→ **REQUIRED TASK 1**
In two sentences, how would you summarize the page about James Patterson's writing class?
→ **REQUIRED TASK 2**
On the page about James Patterson's writing class, what average rating do students give MasterClass?
→ **REQUIRED TASK 3**
Extend the page about James Patterson's writing class, picking up right after its final line.

Set out to write a best-selling book

James Patterson, the author of 19 consecutive No. 1 New York Times bestsellers, reveals his tricks of the trade. In his first online writing class, he guides you from the start to the finish of your book.


Students give MasterClass an average rating of 4.7 out of 5 stars.

I loved the class. I have already started outlining my book. James Patterson is a great teacher. This will be with me for the rest of my life.

As usual, James Patterson did his thing! I am a lifelong fan, and an aspiring author, so taking this class was a no-brainer. I loved it!

I have really been stuck on character building and scene development and Mr. Patterson helped me forge a new path.

Very well done, I was enlightened how James and Dan Brown share similar views regarding story movement, purpose and first lines. The importance of first lines are my biggest take-away. I also like James recommendations regarding Hollywood.


Rob B.

Be relaxed - but get it done. Take breaks....use TBD and come back to it. Great advice.

Joey L.

Good idea's about how to make your character's interesting. Very useful information in this video.

A fellow student

This section is very helpful as I am trying to make my main character a nurse, with flaws. She is a warm and pleasant person but has anger issues that come out with harassments when she was a teenager. The more she is exposed to the real world she gets physical. I have a back story, but I think she needs more flaws? any help is appreciated. Thanks, Lenora.

Paul A.

I enjoyed this lesson, but I would like to have had specific examples from Mr. James Patterson's books. I would like to see or hear clips showing how he built his characters.

Catherine M.

I've been reading "Liar Liar" by James Patterson and am truly intrigued at how he developed the character Harriet Blue "Harry". At first I really disliked her, but by the end of the book I loved her and was pulling for her to win. A complex character with a dark backstory that melds perfectly with her need to track down a serial killer who is, one by one, killing off the people she cares about. The novel sort of drew me in morbidly, then pushed me away, then drew me back in, and by the end I was up reading into early morning hours. A quiet work of art and something to learn from!

Michael O.

I don't know, maybe I'm ready. I found this lesson opening me up about character, opening up the possibilities. Quite a release for the moment, like a flower bud blooming. This felt real, significant, sincere. I believe this will help with next step(s) of creating character. Thanks.

Deb L.

→ **DATA LISTING**
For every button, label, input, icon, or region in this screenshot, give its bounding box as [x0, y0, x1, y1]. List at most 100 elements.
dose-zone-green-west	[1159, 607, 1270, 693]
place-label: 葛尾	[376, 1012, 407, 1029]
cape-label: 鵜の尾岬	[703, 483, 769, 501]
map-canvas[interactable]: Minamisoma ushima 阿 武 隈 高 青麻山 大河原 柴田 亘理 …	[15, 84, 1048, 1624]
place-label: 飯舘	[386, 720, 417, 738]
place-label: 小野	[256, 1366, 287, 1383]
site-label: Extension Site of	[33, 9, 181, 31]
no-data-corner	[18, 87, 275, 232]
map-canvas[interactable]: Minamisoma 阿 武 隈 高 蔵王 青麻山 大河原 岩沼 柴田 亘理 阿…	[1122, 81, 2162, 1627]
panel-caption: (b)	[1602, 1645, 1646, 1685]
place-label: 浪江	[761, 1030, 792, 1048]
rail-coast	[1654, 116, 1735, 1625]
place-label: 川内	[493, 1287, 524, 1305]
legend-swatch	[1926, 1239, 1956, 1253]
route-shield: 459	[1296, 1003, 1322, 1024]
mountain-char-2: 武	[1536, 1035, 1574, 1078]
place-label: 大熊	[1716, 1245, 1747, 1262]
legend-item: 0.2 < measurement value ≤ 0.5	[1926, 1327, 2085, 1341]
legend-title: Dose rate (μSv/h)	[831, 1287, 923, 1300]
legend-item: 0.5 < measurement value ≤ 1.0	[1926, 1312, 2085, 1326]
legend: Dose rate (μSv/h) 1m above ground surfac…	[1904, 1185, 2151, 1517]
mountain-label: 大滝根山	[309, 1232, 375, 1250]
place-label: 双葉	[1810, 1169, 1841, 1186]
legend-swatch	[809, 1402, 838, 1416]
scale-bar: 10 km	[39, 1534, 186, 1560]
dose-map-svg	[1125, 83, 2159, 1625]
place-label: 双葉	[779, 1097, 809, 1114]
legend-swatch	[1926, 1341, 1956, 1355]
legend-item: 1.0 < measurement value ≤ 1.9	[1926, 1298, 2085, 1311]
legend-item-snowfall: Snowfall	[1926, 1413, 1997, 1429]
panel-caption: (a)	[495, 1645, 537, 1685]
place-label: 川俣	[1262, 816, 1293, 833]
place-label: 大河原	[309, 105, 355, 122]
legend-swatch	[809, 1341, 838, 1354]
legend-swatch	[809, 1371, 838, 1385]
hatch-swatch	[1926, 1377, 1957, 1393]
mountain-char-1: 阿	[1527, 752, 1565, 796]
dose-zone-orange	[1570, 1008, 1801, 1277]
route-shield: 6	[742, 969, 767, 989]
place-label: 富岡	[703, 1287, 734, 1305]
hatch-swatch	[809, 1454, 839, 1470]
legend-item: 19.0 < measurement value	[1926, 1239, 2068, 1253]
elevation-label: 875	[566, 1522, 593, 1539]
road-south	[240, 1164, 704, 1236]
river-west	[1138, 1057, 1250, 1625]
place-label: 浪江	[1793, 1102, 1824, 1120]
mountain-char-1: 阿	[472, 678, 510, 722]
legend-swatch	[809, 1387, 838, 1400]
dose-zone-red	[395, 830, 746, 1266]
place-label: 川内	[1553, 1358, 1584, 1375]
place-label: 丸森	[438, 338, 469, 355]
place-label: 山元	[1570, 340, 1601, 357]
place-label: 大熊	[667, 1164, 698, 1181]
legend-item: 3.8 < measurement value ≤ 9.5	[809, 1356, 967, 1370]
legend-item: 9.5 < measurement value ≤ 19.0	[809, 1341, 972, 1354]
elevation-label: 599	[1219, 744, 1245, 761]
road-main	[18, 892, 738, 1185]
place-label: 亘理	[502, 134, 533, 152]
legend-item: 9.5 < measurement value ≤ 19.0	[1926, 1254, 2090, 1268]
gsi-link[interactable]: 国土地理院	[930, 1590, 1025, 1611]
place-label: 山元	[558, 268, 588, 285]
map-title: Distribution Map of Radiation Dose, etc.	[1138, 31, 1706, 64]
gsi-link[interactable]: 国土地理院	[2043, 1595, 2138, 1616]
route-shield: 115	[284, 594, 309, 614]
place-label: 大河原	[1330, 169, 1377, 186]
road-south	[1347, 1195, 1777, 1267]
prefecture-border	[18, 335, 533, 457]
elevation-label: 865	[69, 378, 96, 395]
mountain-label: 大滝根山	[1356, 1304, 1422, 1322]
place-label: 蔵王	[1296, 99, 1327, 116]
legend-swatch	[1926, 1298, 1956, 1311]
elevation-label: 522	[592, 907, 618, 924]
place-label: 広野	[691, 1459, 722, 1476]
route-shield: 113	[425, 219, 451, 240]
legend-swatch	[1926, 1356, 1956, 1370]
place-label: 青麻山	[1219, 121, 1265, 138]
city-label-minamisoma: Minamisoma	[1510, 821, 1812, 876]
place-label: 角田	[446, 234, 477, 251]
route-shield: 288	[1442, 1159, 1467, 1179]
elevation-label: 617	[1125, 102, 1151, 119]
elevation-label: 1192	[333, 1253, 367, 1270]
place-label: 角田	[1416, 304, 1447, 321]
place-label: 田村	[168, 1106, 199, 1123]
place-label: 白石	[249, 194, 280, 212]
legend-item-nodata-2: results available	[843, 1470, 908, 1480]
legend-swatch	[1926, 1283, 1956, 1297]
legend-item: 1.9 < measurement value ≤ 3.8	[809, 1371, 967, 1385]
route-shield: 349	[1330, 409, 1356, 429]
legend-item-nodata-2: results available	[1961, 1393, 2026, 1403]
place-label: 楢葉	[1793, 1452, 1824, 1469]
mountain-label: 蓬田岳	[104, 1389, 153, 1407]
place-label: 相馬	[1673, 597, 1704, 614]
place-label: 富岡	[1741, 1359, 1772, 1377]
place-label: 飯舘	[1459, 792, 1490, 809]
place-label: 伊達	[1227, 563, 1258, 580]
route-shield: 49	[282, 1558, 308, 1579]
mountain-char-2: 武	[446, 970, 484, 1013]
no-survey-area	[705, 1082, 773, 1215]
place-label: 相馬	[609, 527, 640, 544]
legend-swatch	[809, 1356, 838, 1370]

→ **RESULT 1**
James Patterson, author of 19 consecutive No. 1 New York Times bestsellers, teaches his first online writing class and guides students from the start to the finish of their book. Students give MasterClass an average rating of 4.7 out of 5 stars, and their comments say the class helped with character building, scene development and first lines, though one wanted specific examples from Patterson's books.

→ **RESULT 2**
An average of 4.7 out of 5 stars.

→ **RESULT 3**
In the notes I clicked on "CRITIQUE — CHARACTER ASSIGNMENT." I clicked on this link and went to an "After Hours" section. I expected to see a video title that said, " CRITIQUE — CHARACTER ASSIGNMENT" or something that indicates it's about creating character....but I didn't see it. What am I missing?

Natalie D.

This is an outline for a current character I have. I've marked the 3 I kept with **. 1. 6’2”, Blonde with green eyes, Knows he’s attractive. 2. **Resentful of his hippie parents for abandoning him and his little brother. 3. Likes to push the rules if he thinks his end results will be favorable. 4. **Enjoys not fitting the FBI mold. 5. Loves working for the FBI. 6. Admires his boss, Cole, but gives him a lot of grief at work. 7. Good relationship with his younger brother. 8. Raised by his maternal grandparents from age 8. 9. Works on the side with an agency that trains police dogs. 10. Adopted a dog that failed out of the program for being too timid, named Loki. 11. Likes playing the field and being single. 12. Loves a good stout. 13. Works out regularly. 14. Falls hard when he does fall for someone. 15. Keeps a secret stash of gummy candy at his desk. 16. **Especially good at undercover work because he’s a good liar, but he hates being lied to. 17. Expert marksman. 18. Sarcastic. 19. San Francisco Giants fan. 20. Hides his early childhood in a hippie commune from most people he knows, and introduces his grandparents as his parents.

Bridget M.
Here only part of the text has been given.